Assignment A: Summarize the comment thread in two sentences.
Assignment B:
Answer these questions about the comment thread in a short phrase each:
(i) How much did average round-trip airfares fall between 1980 and 1994?
(ii) By about what percentage have airfares fallen since 2000?
(iii) In the comparison of travel across Europe, what is usually cheaper than taking the train between two cities?

Extract:
=-=-=

MikeJ
1671
The nickel and diming thing was what customers asked for when they always always chose the cheapest ticket.
Yup. People will spend hours trying to find the absolute cheapest fare online. Multiply by millions of customers over years, and it takes its toll.
On the other hand, the bulk of the decline in airfare prices happened between 1980 and 1994, when there was no such thing as searching online for the cheapest prices. Average round-trip airfares fell by about a third, from $600 to $400, during that period. They were relatively stable from 1994 to 2000, and from then they’ve fallen by about 20%.
It was deregulation, not the internet. Deregulation ushered in an opaque pricing model and a race to the bottom, wherein airlines effectively competed to be bus services and created arcane algorithms for dynamically managing dozens of different prices for the same seat on the same flight.
Air travel went from something most Americans had never done to something most Americans do at least once per year. Cheap air travel killed any potential for short- and medium-distance passenger rail service. One only has to look at the pricing of flights across Europe, where a flight between two cities is usually cheaper than taking the train between those cities, to get that this is the point: airlines are trying to cannibalize more efficient transportation means.
It’s true that people like cheap air travel. It’s not at all clear that letting private enterprise provide it is the right answer.
Ex-SWoo
1674
What are you trying to optimize for? Based on demand, it looks like cheap air travel is what the people want.
Not destroying the world?
Based on demand, they want unlimited vodka and heroin and — occasionally — to kill their neighbors. Maybe demand doesn’t trump everything?
Ex-SWoo
1676
So life was better than no one can afford to travel outside of their country or go back to visit family? Seems like a pretty arbitrary line.
An individual life, no, but the planet, probably? It’s an interesting notion to explore, at the least, especially since we’re about to hit an unavoidable calamity-driven reset button on the broad availability of air travel.
Do you have a book full of strawmen like that one, or do you have to make them up as you go along? Seems like a lot of work, that.
Ex-SWoo
1679
You’re the one arguing that lower travel cost is a net bad, not me. I think the burden of proof is on you.
You’re the one ignoring the manner in which I think it might be a net bad in favor of inane formulations like life was better. So, a strawman.
Ex-SWoo
1681
The only argument you made was a vague framing around “efficiency”. What are you trying trying to make efficient? What is the metric?
If you’re throwing strawmen around, wouldn’t “not destroying the world” qualify as well?
If you don’t know the basic fact that rail travel is more efficient than air travel, I can’t be bothered to explain it to you. Really. Just pretend I said what you claimed I said, that the real argument is that life was better before. I’ll shut up now.
spiffy
1683
Is it more efficient, or simply more environmentally friendly, by rail, in a large country with so much open space like the US or Canada? I can imagine the rail links and switches and time required for a customer to navigate between two smaller towns on the other side of the country by rail could take days. I’m all for it, if it cuts emissions, but it would change how frequently people will travel… again, a net positive in my book, but an economical loss, possibly, unless that’s made up by tons of new rail lines needing to be built.

=-=-=

(Stored data entries)
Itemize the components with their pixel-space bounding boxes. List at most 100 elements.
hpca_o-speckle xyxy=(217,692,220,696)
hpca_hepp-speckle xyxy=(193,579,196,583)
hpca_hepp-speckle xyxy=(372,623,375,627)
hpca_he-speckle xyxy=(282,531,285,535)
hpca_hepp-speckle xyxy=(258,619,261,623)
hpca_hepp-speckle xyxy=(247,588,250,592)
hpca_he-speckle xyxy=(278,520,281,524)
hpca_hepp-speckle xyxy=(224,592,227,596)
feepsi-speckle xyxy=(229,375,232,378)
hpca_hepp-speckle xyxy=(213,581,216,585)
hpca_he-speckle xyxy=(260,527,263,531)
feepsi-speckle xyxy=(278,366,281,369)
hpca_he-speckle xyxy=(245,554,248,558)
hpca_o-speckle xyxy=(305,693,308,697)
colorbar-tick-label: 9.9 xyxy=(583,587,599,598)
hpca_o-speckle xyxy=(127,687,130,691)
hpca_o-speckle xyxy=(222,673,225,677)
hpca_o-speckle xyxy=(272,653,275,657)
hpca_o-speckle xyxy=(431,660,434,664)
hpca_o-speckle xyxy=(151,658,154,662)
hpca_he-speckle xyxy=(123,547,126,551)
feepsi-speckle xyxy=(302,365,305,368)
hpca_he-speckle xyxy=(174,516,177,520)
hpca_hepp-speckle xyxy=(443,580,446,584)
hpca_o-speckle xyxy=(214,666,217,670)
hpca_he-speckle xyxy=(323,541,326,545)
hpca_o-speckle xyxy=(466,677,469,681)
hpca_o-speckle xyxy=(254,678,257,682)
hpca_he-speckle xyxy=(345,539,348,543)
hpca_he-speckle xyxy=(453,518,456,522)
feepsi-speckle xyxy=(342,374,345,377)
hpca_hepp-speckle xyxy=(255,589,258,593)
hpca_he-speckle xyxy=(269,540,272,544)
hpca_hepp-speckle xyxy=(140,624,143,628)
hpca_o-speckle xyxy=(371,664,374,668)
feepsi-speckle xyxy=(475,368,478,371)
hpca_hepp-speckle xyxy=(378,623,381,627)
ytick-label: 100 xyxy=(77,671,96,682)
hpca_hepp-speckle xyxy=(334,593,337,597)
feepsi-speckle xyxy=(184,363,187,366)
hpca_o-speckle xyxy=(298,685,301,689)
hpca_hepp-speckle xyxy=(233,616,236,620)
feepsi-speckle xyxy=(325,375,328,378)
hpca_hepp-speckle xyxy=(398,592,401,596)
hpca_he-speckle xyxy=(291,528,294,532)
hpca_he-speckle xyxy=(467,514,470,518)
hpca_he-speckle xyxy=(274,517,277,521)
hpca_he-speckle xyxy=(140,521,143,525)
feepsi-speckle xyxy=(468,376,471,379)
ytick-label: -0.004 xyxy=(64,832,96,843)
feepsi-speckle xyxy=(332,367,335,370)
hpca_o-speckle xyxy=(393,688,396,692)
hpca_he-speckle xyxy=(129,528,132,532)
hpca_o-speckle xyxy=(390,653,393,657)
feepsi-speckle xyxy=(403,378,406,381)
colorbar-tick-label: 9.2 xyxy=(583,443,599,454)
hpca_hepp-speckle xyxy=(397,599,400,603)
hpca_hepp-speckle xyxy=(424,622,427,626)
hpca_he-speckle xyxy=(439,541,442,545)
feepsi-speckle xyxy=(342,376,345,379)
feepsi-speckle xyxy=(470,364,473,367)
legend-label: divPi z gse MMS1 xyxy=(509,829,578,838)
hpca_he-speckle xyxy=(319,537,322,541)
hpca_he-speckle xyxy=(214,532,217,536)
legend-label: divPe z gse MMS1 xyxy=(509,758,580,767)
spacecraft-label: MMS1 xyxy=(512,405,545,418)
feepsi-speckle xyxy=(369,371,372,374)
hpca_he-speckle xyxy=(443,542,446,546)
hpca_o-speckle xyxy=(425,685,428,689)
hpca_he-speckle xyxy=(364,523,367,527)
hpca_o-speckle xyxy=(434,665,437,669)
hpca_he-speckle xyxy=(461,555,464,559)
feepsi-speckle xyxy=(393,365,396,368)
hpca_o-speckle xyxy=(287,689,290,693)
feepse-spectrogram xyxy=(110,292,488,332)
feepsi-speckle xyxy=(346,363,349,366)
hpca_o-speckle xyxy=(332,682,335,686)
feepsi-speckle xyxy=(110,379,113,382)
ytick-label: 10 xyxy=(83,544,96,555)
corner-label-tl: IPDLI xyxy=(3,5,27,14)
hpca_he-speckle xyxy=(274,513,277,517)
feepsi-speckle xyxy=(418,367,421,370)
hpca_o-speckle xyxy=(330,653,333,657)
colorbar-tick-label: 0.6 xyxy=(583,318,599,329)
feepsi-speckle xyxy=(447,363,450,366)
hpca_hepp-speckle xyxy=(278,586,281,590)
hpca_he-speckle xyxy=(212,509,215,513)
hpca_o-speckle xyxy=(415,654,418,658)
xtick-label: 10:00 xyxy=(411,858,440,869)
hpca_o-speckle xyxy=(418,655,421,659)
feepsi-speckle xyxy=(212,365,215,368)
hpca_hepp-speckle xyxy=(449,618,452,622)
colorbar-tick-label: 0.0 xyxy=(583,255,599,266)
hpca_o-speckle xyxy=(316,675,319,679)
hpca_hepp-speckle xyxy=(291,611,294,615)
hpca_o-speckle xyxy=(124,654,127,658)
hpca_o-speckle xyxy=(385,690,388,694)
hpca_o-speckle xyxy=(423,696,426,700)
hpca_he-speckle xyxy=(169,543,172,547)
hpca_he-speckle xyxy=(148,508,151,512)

=-=-=

Worked solution A: The comment thread argues that most of the drop in airfares came between 1980 and 1994, before online fare searching existed, and it credits deregulation rather than the internet. Participants then argue over whether cheap air travel is a net good: one side points to demand, and the other points to harm to the planet and to rail's greater efficiency.

Worked solution B:
(i) By about a third, from $600 to $400.
(ii) About 20%.
(iii) A flight between those cities.